§ **Task statement**:
Present each line of the entries below that holds the word "text".

§ **Available records**:
━━━━

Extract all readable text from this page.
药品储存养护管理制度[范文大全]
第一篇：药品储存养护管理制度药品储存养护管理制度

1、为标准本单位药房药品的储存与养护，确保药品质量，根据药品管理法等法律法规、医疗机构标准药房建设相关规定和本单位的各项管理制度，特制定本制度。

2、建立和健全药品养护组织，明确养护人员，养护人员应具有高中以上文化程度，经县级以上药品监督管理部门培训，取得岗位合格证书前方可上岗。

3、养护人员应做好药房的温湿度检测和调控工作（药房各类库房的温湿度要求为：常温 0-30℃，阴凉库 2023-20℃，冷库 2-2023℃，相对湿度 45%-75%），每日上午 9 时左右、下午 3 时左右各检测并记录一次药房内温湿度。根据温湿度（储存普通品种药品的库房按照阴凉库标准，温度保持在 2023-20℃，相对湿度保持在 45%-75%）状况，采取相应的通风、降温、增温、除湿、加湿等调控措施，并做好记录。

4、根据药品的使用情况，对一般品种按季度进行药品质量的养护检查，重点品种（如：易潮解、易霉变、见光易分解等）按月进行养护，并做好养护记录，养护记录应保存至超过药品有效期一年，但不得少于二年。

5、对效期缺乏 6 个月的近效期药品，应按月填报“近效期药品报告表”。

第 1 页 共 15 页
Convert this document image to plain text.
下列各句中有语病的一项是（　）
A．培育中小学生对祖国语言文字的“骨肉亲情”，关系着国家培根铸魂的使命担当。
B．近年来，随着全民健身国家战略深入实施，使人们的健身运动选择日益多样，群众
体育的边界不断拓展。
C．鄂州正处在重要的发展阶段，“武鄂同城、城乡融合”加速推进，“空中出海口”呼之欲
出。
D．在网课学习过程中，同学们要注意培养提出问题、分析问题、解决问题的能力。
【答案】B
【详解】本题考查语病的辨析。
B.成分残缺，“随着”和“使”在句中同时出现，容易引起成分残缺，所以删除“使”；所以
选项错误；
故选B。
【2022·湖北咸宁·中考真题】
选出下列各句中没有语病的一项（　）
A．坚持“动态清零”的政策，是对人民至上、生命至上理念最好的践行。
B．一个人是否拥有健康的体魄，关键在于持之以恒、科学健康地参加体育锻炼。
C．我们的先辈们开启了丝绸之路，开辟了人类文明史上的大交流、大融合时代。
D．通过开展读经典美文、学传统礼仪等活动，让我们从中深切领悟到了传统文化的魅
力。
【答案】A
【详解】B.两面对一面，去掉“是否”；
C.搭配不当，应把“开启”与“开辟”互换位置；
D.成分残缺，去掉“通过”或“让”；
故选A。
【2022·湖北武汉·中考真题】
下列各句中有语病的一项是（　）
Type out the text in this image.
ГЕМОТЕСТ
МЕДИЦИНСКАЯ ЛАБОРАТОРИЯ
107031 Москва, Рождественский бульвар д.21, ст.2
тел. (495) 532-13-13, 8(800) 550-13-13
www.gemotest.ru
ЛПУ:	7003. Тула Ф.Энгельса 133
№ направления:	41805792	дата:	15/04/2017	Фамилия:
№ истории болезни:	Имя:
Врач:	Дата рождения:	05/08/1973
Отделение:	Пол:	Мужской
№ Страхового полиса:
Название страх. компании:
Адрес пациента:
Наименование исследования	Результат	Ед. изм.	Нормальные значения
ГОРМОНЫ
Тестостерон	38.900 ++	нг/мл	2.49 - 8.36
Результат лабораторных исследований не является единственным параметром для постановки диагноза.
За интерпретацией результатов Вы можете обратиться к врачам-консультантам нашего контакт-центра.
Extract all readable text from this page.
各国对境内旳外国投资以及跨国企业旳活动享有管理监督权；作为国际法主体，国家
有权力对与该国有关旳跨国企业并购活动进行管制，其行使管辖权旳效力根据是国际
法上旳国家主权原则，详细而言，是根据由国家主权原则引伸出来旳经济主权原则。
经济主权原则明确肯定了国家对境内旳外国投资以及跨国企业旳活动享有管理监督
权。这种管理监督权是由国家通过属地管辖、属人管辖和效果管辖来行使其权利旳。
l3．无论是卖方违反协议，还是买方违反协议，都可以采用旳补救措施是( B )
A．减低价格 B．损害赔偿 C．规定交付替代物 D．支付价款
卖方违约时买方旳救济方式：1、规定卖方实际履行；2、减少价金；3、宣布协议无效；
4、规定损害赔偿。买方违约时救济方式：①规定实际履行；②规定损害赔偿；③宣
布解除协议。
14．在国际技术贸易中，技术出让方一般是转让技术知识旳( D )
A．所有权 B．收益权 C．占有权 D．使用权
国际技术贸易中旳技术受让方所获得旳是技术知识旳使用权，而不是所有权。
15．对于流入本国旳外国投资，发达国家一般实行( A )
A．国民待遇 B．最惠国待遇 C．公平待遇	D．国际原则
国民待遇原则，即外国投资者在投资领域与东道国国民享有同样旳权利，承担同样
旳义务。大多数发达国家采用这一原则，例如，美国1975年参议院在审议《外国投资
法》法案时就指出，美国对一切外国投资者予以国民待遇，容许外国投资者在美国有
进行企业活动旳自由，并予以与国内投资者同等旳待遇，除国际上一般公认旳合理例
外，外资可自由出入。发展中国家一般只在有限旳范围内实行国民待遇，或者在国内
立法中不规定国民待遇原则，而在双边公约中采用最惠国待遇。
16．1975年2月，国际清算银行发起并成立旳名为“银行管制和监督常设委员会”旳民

━━━━

§ **Exercise output**:
Extract all readable text from this page.
Convert this document image to plain text.
Type out the text in this image.
Extract all readable text from this page.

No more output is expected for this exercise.